**Required action**: Report each line from the records where the string "JSON" turns up.

**Available records**:
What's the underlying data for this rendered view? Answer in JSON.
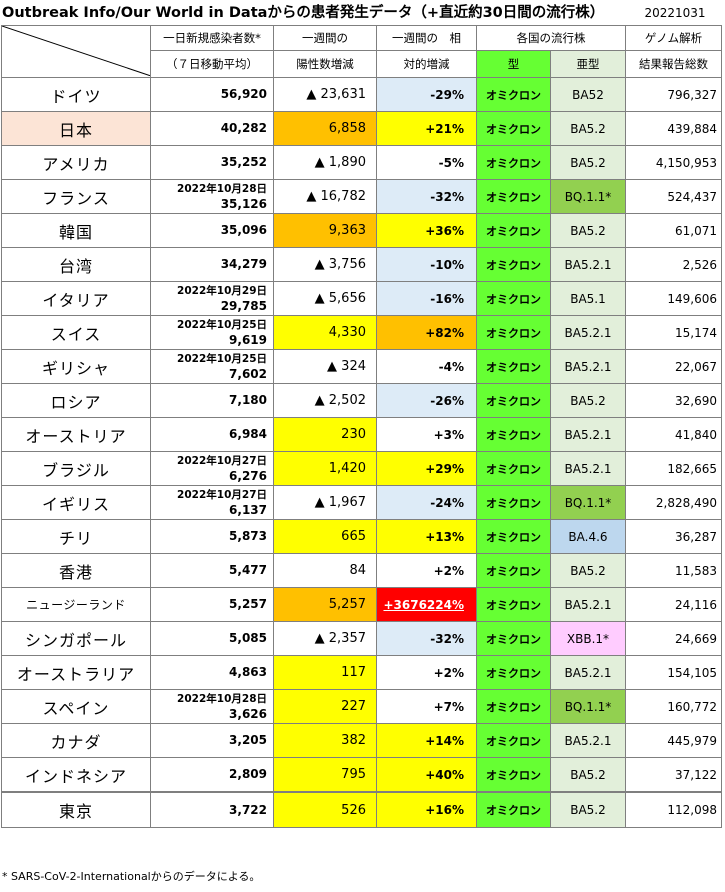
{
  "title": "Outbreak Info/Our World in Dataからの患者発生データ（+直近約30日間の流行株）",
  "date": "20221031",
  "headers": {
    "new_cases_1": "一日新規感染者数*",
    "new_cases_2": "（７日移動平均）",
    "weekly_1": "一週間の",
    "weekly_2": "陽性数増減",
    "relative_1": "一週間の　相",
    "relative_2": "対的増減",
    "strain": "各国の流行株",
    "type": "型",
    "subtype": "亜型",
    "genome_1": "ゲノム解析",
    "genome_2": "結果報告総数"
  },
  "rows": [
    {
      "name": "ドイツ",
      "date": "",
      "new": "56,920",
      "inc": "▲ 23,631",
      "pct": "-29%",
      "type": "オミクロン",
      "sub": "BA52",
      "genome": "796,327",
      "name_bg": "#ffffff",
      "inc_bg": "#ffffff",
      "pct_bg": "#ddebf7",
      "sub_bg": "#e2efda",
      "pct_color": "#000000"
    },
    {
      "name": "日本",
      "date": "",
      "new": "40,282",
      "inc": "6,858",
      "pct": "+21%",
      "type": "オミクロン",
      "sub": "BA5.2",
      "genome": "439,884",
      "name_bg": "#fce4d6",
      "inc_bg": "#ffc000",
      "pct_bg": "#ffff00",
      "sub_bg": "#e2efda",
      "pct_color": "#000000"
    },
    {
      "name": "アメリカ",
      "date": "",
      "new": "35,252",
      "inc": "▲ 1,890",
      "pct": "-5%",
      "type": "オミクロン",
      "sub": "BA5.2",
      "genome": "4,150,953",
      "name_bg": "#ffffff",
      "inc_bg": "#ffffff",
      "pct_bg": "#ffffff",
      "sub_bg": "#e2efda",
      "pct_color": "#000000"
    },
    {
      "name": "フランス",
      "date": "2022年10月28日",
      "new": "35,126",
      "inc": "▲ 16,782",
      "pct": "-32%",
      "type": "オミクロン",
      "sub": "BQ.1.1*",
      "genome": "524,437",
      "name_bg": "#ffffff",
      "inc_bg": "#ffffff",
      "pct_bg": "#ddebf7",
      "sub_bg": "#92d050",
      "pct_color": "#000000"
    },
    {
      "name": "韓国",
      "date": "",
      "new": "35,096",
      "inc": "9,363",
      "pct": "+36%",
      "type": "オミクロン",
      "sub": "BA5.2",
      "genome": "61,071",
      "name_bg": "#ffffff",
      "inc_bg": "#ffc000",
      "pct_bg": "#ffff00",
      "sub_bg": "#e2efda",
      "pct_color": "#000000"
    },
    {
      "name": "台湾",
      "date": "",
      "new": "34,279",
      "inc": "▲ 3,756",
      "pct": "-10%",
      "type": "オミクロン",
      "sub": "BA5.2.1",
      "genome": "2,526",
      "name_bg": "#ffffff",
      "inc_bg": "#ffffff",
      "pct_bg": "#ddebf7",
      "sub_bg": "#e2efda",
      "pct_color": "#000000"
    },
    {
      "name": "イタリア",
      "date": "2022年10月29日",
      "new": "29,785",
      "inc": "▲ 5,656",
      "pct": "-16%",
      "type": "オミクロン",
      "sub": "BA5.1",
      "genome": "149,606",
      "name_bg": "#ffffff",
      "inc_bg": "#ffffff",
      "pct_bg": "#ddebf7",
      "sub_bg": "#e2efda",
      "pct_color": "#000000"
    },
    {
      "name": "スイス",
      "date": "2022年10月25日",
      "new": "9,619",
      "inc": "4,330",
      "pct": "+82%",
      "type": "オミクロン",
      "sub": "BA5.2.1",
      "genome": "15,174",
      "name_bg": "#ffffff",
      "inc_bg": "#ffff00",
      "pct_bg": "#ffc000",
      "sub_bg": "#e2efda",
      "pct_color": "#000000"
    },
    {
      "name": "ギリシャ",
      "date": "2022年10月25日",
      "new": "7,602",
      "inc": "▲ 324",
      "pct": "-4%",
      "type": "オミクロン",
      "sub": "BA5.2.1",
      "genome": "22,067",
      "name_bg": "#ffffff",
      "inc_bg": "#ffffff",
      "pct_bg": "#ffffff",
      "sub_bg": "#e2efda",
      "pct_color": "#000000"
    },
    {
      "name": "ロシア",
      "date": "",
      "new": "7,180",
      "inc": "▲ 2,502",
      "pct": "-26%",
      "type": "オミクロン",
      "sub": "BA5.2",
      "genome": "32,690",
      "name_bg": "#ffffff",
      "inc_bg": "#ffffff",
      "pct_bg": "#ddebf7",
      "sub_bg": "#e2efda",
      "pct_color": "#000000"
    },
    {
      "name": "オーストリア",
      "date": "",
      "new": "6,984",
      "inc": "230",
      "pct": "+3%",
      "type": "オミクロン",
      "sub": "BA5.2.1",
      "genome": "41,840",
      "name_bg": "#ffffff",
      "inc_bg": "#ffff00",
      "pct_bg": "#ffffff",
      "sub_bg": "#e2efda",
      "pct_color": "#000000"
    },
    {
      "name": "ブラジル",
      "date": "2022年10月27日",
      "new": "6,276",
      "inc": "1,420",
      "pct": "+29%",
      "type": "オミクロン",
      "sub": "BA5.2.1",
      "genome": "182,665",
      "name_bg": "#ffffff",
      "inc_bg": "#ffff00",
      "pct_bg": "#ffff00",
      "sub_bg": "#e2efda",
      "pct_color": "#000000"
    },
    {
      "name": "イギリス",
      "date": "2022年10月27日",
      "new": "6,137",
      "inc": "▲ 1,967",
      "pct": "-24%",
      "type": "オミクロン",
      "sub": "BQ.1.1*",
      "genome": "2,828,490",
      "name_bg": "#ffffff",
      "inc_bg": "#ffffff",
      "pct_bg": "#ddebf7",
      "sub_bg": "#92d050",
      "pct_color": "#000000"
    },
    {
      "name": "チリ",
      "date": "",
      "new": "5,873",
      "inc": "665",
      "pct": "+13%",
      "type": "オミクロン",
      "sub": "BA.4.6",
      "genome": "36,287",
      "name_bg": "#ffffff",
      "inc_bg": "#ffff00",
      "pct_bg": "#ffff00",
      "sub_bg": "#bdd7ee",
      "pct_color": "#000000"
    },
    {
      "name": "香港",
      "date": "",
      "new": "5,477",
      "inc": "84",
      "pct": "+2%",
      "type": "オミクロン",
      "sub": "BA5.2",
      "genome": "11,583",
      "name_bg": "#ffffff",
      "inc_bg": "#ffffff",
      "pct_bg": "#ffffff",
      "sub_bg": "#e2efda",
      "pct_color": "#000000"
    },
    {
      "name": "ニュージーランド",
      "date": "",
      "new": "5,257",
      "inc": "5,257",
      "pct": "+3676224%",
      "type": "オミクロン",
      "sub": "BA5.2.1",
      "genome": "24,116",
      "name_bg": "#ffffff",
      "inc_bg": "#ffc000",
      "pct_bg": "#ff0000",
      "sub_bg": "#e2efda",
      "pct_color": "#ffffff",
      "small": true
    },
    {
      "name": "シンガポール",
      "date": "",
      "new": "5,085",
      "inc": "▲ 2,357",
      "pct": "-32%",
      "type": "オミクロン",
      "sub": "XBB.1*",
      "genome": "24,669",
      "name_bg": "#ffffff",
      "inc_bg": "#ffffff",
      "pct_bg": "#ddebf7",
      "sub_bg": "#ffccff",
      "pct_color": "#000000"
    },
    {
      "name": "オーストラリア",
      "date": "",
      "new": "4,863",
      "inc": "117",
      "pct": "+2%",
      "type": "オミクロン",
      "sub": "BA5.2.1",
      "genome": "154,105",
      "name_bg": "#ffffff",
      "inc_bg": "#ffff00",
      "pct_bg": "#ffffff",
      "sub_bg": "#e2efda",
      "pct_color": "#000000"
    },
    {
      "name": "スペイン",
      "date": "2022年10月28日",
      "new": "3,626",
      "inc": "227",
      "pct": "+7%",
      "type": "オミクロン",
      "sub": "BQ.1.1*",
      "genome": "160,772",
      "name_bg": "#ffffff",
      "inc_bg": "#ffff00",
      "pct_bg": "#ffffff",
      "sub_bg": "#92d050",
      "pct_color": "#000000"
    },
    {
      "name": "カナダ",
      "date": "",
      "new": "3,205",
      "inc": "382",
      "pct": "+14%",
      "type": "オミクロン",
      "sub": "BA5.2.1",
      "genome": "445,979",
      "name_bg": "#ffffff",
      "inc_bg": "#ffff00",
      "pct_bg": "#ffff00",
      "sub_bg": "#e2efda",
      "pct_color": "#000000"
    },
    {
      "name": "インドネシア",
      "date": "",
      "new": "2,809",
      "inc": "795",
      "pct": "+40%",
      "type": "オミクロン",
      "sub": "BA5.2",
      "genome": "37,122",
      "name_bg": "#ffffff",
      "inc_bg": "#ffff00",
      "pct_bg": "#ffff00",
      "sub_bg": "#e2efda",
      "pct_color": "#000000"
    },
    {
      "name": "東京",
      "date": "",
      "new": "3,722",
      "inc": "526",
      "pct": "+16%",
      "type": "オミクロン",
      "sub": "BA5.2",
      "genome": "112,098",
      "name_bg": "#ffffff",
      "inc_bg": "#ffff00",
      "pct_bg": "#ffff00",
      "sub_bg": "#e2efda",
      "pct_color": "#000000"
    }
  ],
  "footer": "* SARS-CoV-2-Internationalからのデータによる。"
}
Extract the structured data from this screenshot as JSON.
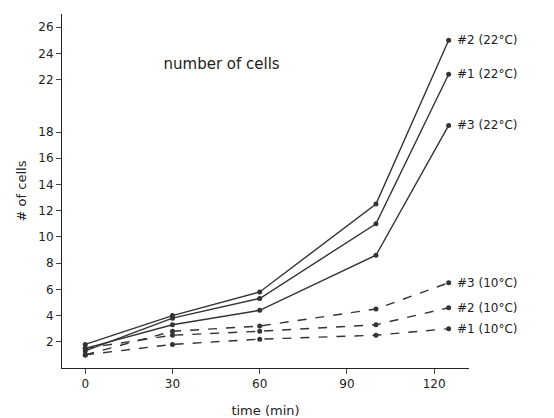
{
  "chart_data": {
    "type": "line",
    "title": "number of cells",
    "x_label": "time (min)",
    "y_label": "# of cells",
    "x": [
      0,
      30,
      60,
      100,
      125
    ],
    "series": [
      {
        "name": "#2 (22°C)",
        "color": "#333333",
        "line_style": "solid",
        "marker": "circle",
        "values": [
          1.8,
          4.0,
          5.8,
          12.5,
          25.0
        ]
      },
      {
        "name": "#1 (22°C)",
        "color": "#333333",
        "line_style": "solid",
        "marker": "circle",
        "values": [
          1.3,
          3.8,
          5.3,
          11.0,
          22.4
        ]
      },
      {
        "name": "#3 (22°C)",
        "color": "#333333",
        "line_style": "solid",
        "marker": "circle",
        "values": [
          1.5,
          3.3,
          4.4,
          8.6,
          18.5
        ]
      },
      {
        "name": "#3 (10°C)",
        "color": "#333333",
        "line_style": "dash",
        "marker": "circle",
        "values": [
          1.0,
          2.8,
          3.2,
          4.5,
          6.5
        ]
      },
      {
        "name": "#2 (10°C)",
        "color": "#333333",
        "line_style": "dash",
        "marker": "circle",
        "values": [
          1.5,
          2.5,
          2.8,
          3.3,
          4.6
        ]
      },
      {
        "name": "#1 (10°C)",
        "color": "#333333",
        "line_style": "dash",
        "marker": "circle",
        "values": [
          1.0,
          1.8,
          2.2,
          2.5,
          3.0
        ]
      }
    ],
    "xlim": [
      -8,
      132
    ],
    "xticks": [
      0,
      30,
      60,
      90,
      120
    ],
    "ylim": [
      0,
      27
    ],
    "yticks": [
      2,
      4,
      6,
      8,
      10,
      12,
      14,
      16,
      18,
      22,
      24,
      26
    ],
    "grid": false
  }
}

**The answer**:
What's the underlying data for this rendered view? Answer in JSON.
Extract the structured data from this screenshot as JSON.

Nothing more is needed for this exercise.